* [Your task]
Edit the listing from the line with "expand-arrow-icon[interactable]: ▼ bbox=[16, 836, 26, 850]" to the line with "pivot-center-toggle[interactable]: ▣ Center", replacing "FireStair_West2" with "FireStair_East2". Reproduce only those lines and keep everything else unchanged.

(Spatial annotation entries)
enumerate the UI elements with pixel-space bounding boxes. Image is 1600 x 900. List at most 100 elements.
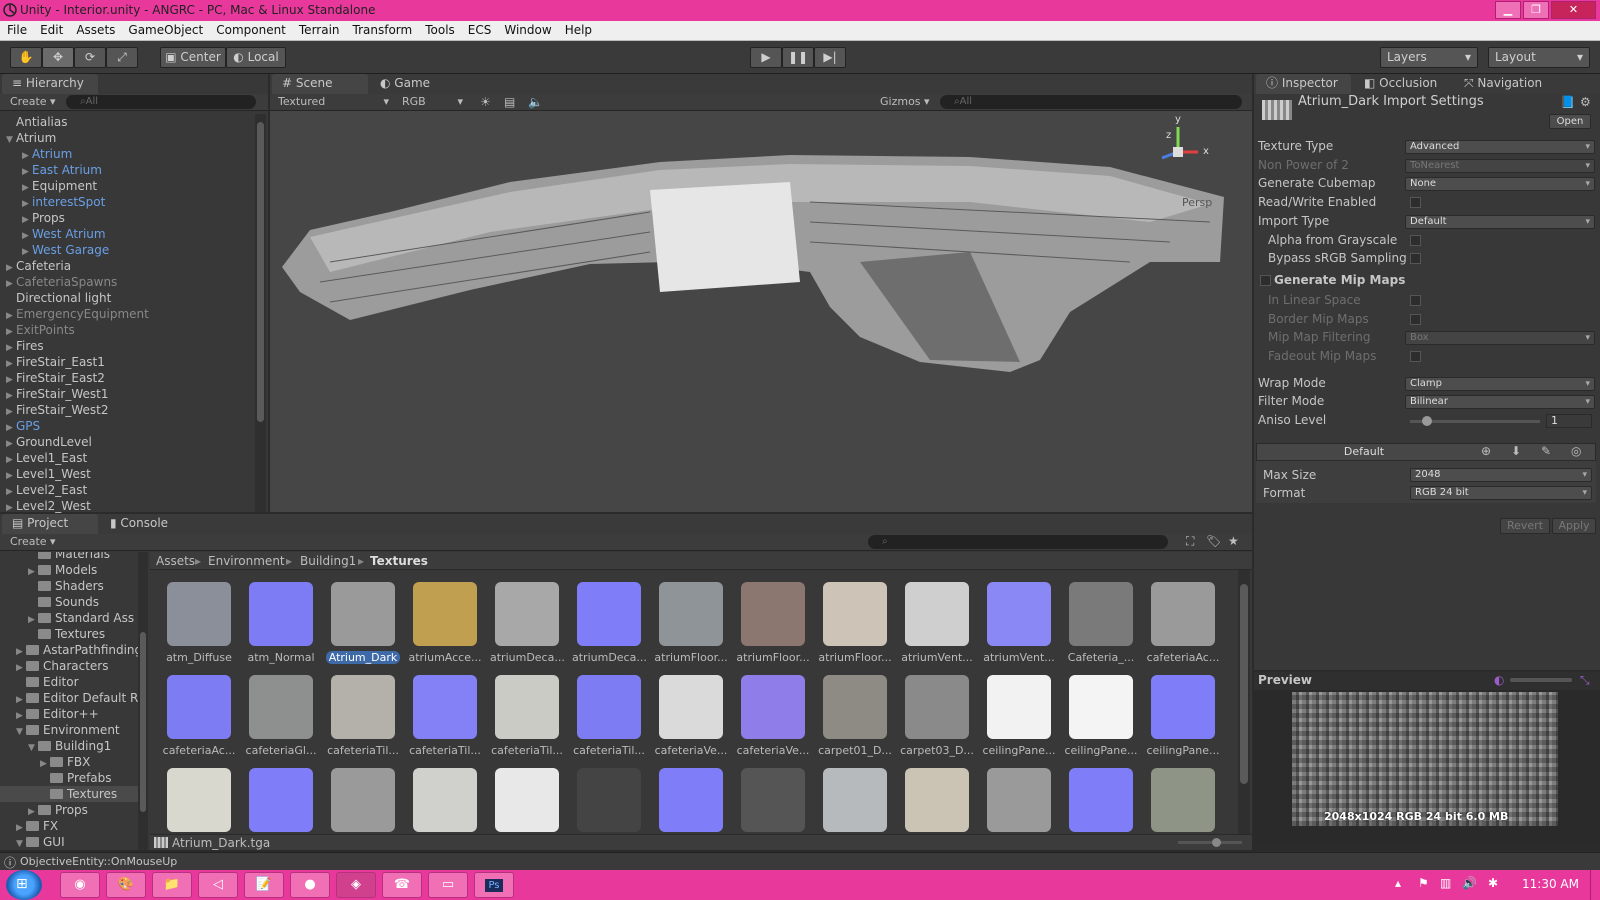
expand-arrow-icon[interactable]: ▼ bbox=[16, 836, 26, 850]
hierarchy-item[interactable]: ▶ FireStair_West2 bbox=[6, 402, 109, 418]
gear-icon[interactable]: ⚙ bbox=[1580, 95, 1591, 109]
asset-tile[interactable]: cafeteriaTil... bbox=[572, 675, 646, 757]
expand-arrow-icon[interactable]: ▼ bbox=[6, 132, 16, 148]
space-local-toggle[interactable]: ◐ Local bbox=[226, 47, 286, 68]
folder-tree-item[interactable]: ▶ Standard Ass bbox=[0, 610, 138, 626]
asset-tile[interactable]: carpet03_D... bbox=[900, 675, 974, 757]
menu-component[interactable]: Component bbox=[209, 21, 292, 37]
asset-tile[interactable]: atriumFloor... bbox=[654, 582, 728, 664]
hierarchy-item[interactable]: ▶ FireStair_West1 bbox=[6, 386, 109, 402]
hierarchy-item[interactable]: ▼ Atrium bbox=[6, 130, 56, 146]
close-button[interactable]: ✕ bbox=[1551, 1, 1596, 19]
folder-tree-item[interactable]: ▼ GUI bbox=[0, 834, 138, 850]
asset-tile[interactable] bbox=[1146, 768, 1220, 837]
asset-tile[interactable]: cafeteriaTil... bbox=[408, 675, 482, 757]
hierarchy-item[interactable]: ▶ ExitPoints bbox=[6, 322, 75, 338]
asset-tile[interactable]: carpet01_D... bbox=[818, 675, 892, 757]
revert-button[interactable]: Revert bbox=[1500, 518, 1550, 534]
status-message[interactable]: ObjectiveEntity::OnMouseUp bbox=[20, 855, 177, 868]
pivot-center-toggle[interactable]: ▣ Center bbox=[160, 47, 226, 68]
hierarchy-item[interactable]: Antialias bbox=[6, 114, 67, 130]
gizmos-dropdown[interactable]: Gizmos ▾ bbox=[880, 95, 930, 108]
asset-tile[interactable]: cafeteriaVe... bbox=[736, 675, 810, 757]
aniso-level-slider[interactable] bbox=[1410, 416, 1540, 427]
folder-tree-item[interactable]: ▶ FBX bbox=[0, 754, 138, 770]
menu-window[interactable]: Window bbox=[497, 21, 557, 37]
hierarchy-create-button[interactable]: Create ▾ bbox=[10, 95, 56, 108]
layers-dropdown[interactable]: Layers ▾ bbox=[1380, 47, 1478, 68]
tab-console[interactable]: ▮ Console bbox=[100, 514, 196, 534]
folder-tree-item[interactable]: Shaders bbox=[0, 578, 138, 594]
show-desktop-button[interactable] bbox=[1590, 870, 1600, 900]
menu-ecs[interactable]: ECS bbox=[461, 21, 498, 37]
hierarchy-item[interactable]: ▶ FireStair_East1 bbox=[6, 354, 105, 370]
start-button[interactable]: ⊞ bbox=[6, 870, 42, 900]
property-dropdown[interactable]: Default bbox=[1405, 214, 1595, 229]
folder-tree-item[interactable]: ▶ Characters bbox=[0, 658, 138, 674]
folder-tree-item[interactable]: Textures bbox=[0, 626, 138, 642]
tab-game[interactable]: ◐ Game bbox=[370, 74, 466, 94]
hierarchy-item[interactable]: ▶ Equipment bbox=[22, 178, 97, 194]
asset-tile[interactable]: atriumVent... bbox=[900, 582, 974, 664]
folder-tree-item[interactable]: ▼ Environment bbox=[0, 722, 138, 738]
layout-dropdown[interactable]: Layout ▾ bbox=[1488, 47, 1590, 68]
taskbar-notepad[interactable]: 📝 bbox=[244, 872, 284, 898]
menu-file[interactable]: File bbox=[0, 21, 33, 37]
menu-assets[interactable]: Assets bbox=[69, 21, 121, 37]
property-checkbox[interactable] bbox=[1410, 313, 1421, 325]
asset-tile[interactable] bbox=[162, 768, 236, 837]
standalone-platform-icon[interactable]: ⬇ bbox=[1511, 444, 1521, 458]
asset-grid-scrollbar[interactable] bbox=[1238, 570, 1250, 840]
clock[interactable]: 11:30 AM bbox=[1522, 877, 1579, 891]
property-checkbox[interactable] bbox=[1410, 294, 1421, 306]
asset-tile[interactable] bbox=[982, 768, 1056, 837]
taskbar-paint[interactable]: 🎨 bbox=[106, 872, 146, 898]
asset-tile[interactable]: ceilingPane... bbox=[1064, 675, 1138, 757]
property-checkbox[interactable] bbox=[1410, 197, 1421, 209]
taskbar-photoshop[interactable]: Ps bbox=[474, 872, 514, 898]
taskbar-app-green[interactable]: ● bbox=[290, 872, 330, 898]
open-button[interactable]: Open bbox=[1549, 114, 1591, 129]
property-checkbox[interactable] bbox=[1410, 351, 1421, 362]
taskbar-app-phone[interactable]: ☎ bbox=[382, 872, 422, 898]
property-checkbox[interactable] bbox=[1410, 234, 1421, 246]
asset-tile[interactable]: atriumVent... bbox=[982, 582, 1056, 664]
project-search-input[interactable]: ⌕ bbox=[868, 535, 1168, 549]
asset-tile[interactable]: atm_Normal bbox=[244, 582, 318, 664]
hierarchy-item[interactable]: ▶ Atrium bbox=[22, 146, 72, 162]
breadcrumb-environment[interactable]: Environment bbox=[208, 554, 285, 568]
hierarchy-item[interactable]: ▶ interestSpot bbox=[22, 194, 105, 210]
taskbar-explorer[interactable]: 📁 bbox=[152, 872, 192, 898]
network-icon[interactable]: ▥ bbox=[1440, 876, 1451, 890]
asset-tile[interactable]: atm_Diffuse bbox=[162, 582, 236, 664]
taskbar-chrome[interactable]: ◉ bbox=[60, 872, 100, 898]
asset-tile[interactable] bbox=[490, 768, 564, 837]
folder-tree-scrollbar[interactable] bbox=[138, 552, 148, 850]
asset-tile[interactable]: atriumDeca... bbox=[572, 582, 646, 664]
property-dropdown[interactable]: None bbox=[1405, 177, 1595, 192]
pause-button[interactable]: ❚❚ bbox=[782, 47, 814, 68]
property-dropdown[interactable]: Advanced bbox=[1405, 140, 1595, 154]
hierarchy-item[interactable]: ▶ Level2_East bbox=[6, 482, 87, 498]
hierarchy-item[interactable]: ▶ Level1_East bbox=[6, 450, 87, 466]
asset-tile[interactable] bbox=[654, 768, 728, 837]
hierarchy-scrollbar[interactable] bbox=[255, 114, 266, 512]
bluetooth-icon[interactable]: ✱ bbox=[1488, 876, 1498, 890]
asset-tile[interactable] bbox=[408, 768, 482, 837]
asset-tile[interactable]: ceilingPane... bbox=[1146, 675, 1220, 757]
tab-inspector[interactable]: ⓘ Inspector bbox=[1256, 74, 1351, 94]
asset-tile[interactable] bbox=[818, 768, 892, 837]
flash-platform-icon[interactable]: ◎ bbox=[1571, 444, 1581, 458]
folder-tree-item[interactable]: Textures bbox=[0, 786, 138, 802]
thumbnail-size-slider[interactable] bbox=[1178, 838, 1242, 847]
folder-tree-item[interactable]: Editor bbox=[0, 674, 138, 690]
asset-tile[interactable] bbox=[326, 768, 400, 837]
asset-tile[interactable]: cafeteriaTil... bbox=[326, 675, 400, 757]
property-dropdown[interactable]: Bilinear bbox=[1405, 395, 1595, 410]
hierarchy-item[interactable]: ▶ West Atrium bbox=[22, 226, 106, 242]
hierarchy-item[interactable]: ▶ GPS bbox=[6, 418, 40, 434]
help-book-icon[interactable]: 📘 bbox=[1560, 95, 1575, 109]
scene-search-input[interactable]: ⌕All bbox=[940, 95, 1242, 109]
asset-tile[interactable]: cafeteriaAc... bbox=[162, 675, 236, 757]
property-dropdown[interactable]: ToNearest bbox=[1405, 158, 1595, 173]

* [Solution for this problem]
expand-arrow-icon[interactable]: ▼ bbox=[16, 836, 26, 850]
hierarchy-item[interactable]: ▶ FireStair_East2 bbox=[6, 402, 109, 418]
gear-icon[interactable]: ⚙ bbox=[1580, 95, 1591, 109]
asset-tile[interactable]: cafeteriaTil... bbox=[572, 675, 646, 757]
expand-arrow-icon[interactable]: ▼ bbox=[6, 132, 16, 148]
space-local-toggle[interactable]: ◐ Local bbox=[226, 47, 286, 68]
folder-tree-item[interactable]: ▶ Standard Ass bbox=[0, 610, 138, 626]
asset-tile[interactable]: carpet03_D... bbox=[900, 675, 974, 757]
menu-component[interactable]: Component bbox=[209, 21, 292, 37]
asset-tile[interactable]: atriumFloor... bbox=[654, 582, 728, 664]
hierarchy-item[interactable]: ▶ FireStair_West1 bbox=[6, 386, 109, 402]
hierarchy-item[interactable]: ▼ Atrium bbox=[6, 130, 56, 146]
close-button[interactable]: ✕ bbox=[1551, 1, 1596, 19]
folder-tree-item[interactable]: ▼ GUI bbox=[0, 834, 138, 850]
asset-tile[interactable] bbox=[1146, 768, 1220, 837]
asset-tile[interactable]: cafeteriaTil... bbox=[408, 675, 482, 757]
hierarchy-item[interactable]: ▶ ExitPoints bbox=[6, 322, 75, 338]
asset-tile[interactable]: carpet01_D... bbox=[818, 675, 892, 757]
revert-button[interactable]: Revert bbox=[1500, 518, 1550, 534]
status-message[interactable]: ObjectiveEntity::OnMouseUp bbox=[20, 855, 177, 868]
pivot-center-toggle[interactable]: ▣ Center bbox=[160, 47, 226, 68]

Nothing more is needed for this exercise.